[Stored records]
+-------+
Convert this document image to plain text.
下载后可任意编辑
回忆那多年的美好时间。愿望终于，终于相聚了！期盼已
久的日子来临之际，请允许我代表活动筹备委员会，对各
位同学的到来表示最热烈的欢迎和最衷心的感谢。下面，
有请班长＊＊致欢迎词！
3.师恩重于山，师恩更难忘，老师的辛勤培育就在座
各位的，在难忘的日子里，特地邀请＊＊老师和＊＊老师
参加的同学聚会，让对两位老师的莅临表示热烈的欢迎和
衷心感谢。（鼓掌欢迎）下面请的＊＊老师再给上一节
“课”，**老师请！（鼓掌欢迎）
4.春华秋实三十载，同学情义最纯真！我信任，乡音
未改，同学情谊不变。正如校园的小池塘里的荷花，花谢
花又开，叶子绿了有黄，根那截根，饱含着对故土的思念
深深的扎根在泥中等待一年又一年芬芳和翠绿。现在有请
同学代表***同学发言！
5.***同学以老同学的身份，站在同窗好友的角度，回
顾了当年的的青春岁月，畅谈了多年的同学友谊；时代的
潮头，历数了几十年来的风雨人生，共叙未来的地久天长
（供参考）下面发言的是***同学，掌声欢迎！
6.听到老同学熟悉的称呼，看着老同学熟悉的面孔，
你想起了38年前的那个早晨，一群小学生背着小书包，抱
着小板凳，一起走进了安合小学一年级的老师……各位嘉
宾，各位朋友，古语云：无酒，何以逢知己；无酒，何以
+-------+
● WHAT IS EXPECTED
Write out the data exactly as it stands.

● EXERCISE ANSWER
Convert this document image to plain text.
下载后可任意编辑
回忆那多年的美好时间。愿望终于，终于相聚了！期盼已
久的日子来临之际，请允许我代表活动筹备委员会，对各
位同学的到来表示最热烈的欢迎和最衷心的感谢。下面，
有请班长＊＊致欢迎词！
3.师恩重于山，师恩更难忘，老师的辛勤培育就在座
各位的，在难忘的日子里，特地邀请＊＊老师和＊＊老师
参加的同学聚会，让对两位老师的莅临表示热烈的欢迎和
衷心感谢。（鼓掌欢迎）下面请的＊＊老师再给上一节
“课”，**老师请！（鼓掌欢迎）
4.春华秋实三十载，同学情义最纯真！我信任，乡音
未改，同学情谊不变。正如校园的小池塘里的荷花，花谢
花又开，叶子绿了有黄，根那截根，饱含着对故土的思念
深深的扎根在泥中等待一年又一年芬芳和翠绿。现在有请
同学代表***同学发言！
5.***同学以老同学的身份，站在同窗好友的角度，回
顾了当年的的青春岁月，畅谈了多年的同学友谊；时代的
潮头，历数了几十年来的风雨人生，共叙未来的地久天长
（供参考）下面发言的是***同学，掌声欢迎！
6.听到老同学熟悉的称呼，看着老同学熟悉的面孔，
你想起了38年前的那个早晨，一群小学生背着小书包，抱
着小板凳，一起走进了安合小学一年级的老师……各位嘉
宾，各位朋友，古语云：无酒，何以逢知己；无酒，何以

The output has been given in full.